# Exercise directions:
Identify, in the records below, every line where the string "data" appears, and copy each such line.

* Begin Provided records *

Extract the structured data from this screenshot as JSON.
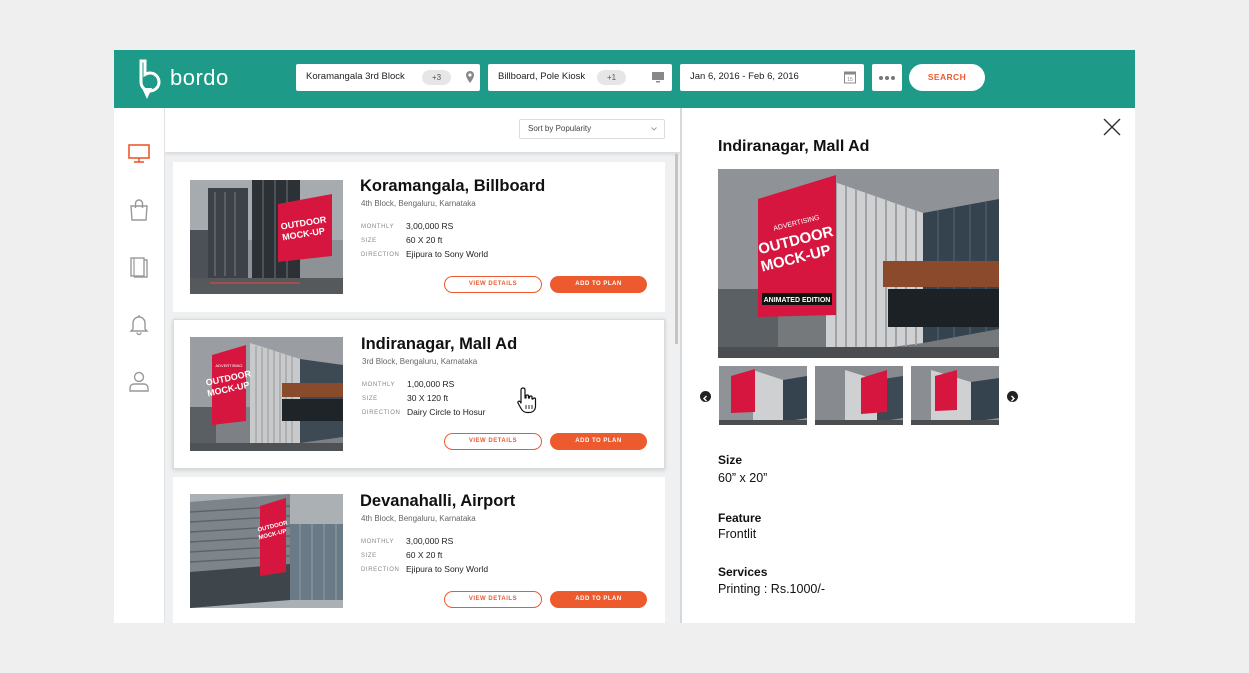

* End Provided records *
* Begin Provided records *

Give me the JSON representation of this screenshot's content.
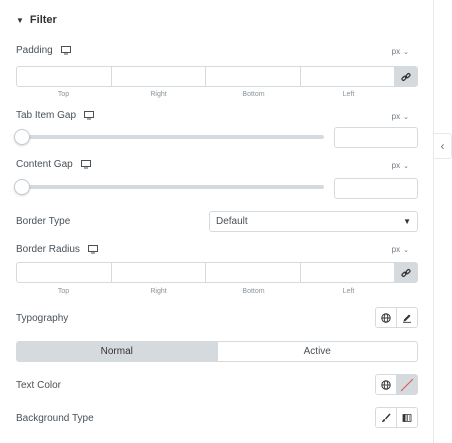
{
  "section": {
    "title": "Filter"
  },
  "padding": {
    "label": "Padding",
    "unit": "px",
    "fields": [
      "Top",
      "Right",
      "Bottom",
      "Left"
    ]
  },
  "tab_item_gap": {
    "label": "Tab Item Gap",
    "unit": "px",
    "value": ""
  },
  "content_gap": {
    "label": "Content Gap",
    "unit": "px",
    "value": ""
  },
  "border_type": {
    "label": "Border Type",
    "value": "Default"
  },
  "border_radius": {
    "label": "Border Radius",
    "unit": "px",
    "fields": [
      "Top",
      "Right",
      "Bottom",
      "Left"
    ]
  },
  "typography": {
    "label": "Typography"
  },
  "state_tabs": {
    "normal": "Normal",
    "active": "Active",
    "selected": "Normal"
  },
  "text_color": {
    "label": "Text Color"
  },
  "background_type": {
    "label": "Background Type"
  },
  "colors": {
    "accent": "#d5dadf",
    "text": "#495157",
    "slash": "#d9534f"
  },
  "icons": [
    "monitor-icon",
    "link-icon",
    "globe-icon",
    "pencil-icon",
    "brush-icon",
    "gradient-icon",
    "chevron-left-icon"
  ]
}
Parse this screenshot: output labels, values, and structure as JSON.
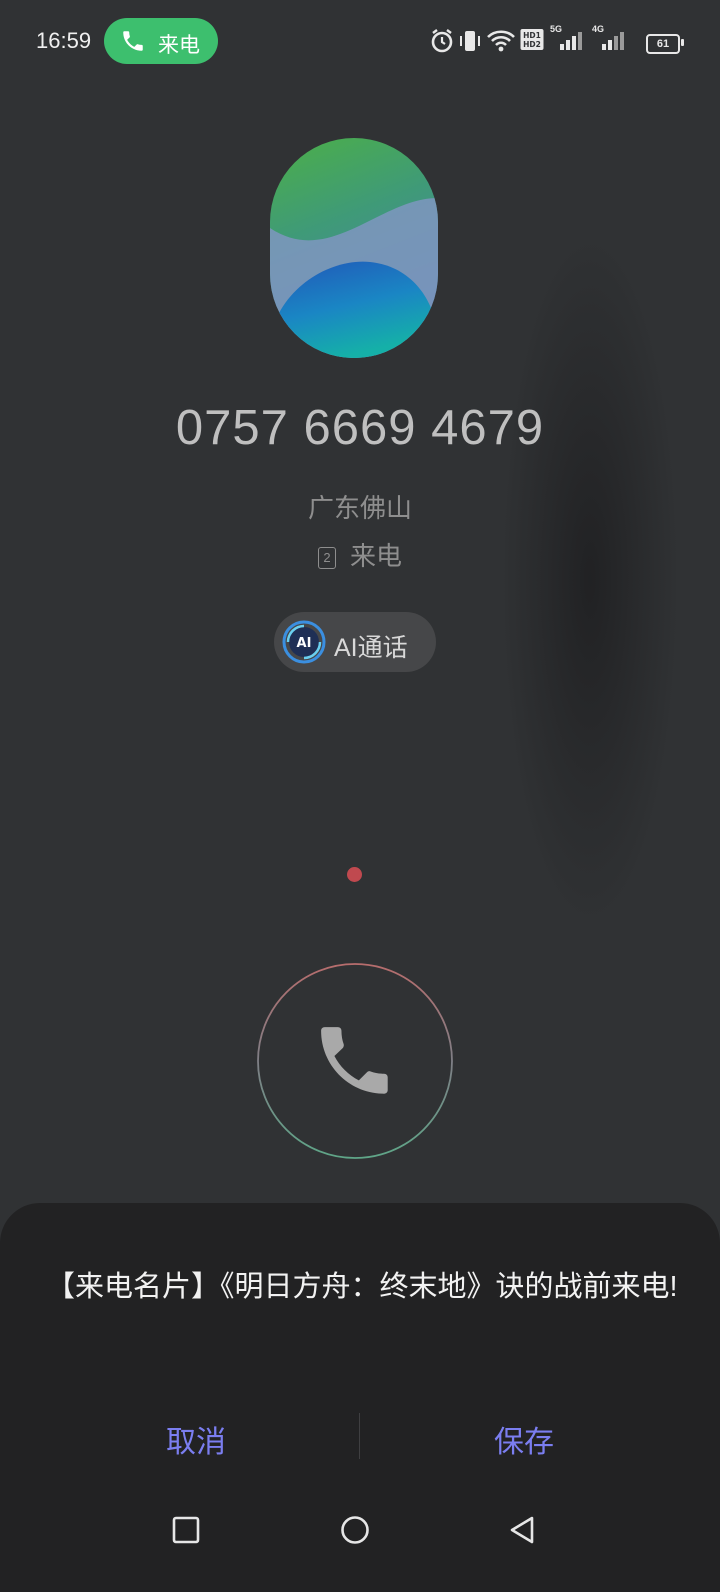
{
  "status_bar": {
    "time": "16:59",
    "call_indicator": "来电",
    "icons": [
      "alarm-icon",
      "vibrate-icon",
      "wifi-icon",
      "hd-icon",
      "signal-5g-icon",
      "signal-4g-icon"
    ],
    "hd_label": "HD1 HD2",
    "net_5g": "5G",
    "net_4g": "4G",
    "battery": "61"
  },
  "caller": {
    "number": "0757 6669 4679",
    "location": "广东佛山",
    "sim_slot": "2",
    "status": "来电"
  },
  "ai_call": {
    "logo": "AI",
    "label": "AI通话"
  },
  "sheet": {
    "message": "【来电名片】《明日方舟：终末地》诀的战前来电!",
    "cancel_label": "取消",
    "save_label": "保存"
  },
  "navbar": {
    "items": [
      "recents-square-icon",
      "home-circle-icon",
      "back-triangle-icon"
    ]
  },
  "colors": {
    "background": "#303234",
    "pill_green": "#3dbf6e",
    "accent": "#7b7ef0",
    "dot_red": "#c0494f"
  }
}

* End Provided records *
* Begin Provided records *

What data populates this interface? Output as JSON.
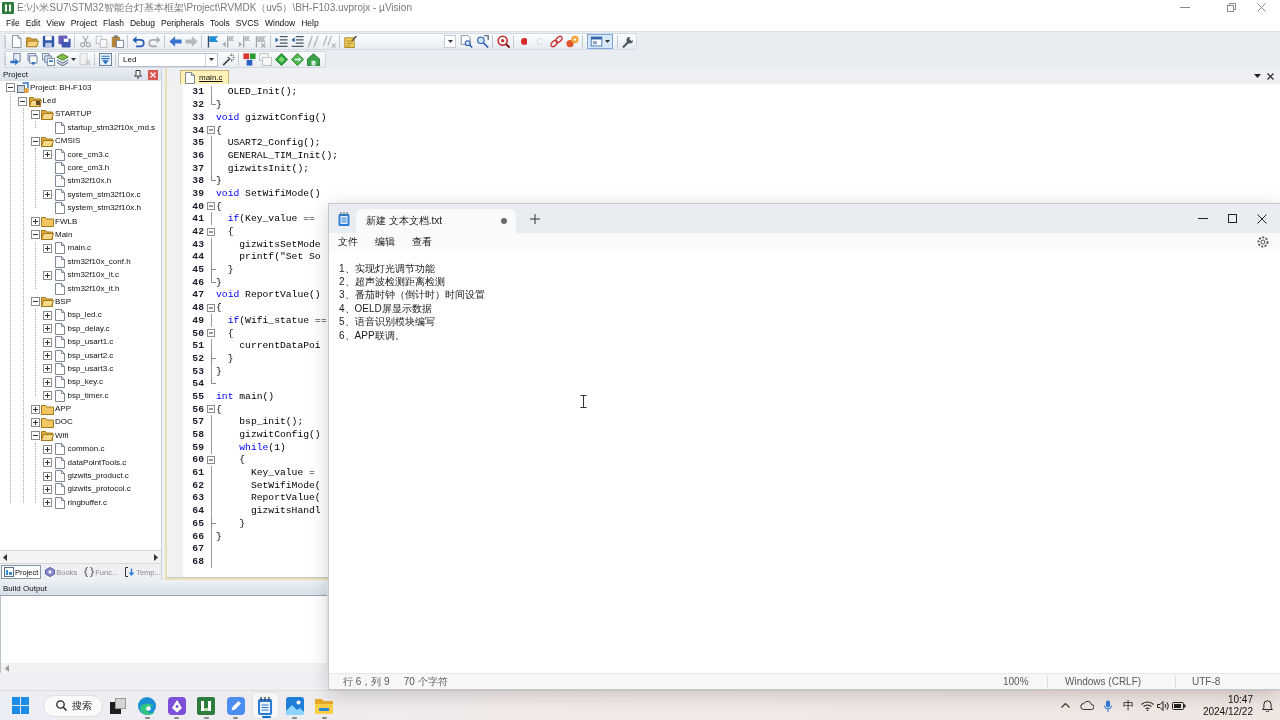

* End Provided records *

# Solution to the problem:
Extract the structured data from this screenshot as JSON.
What data populates this interface? Output as JSON.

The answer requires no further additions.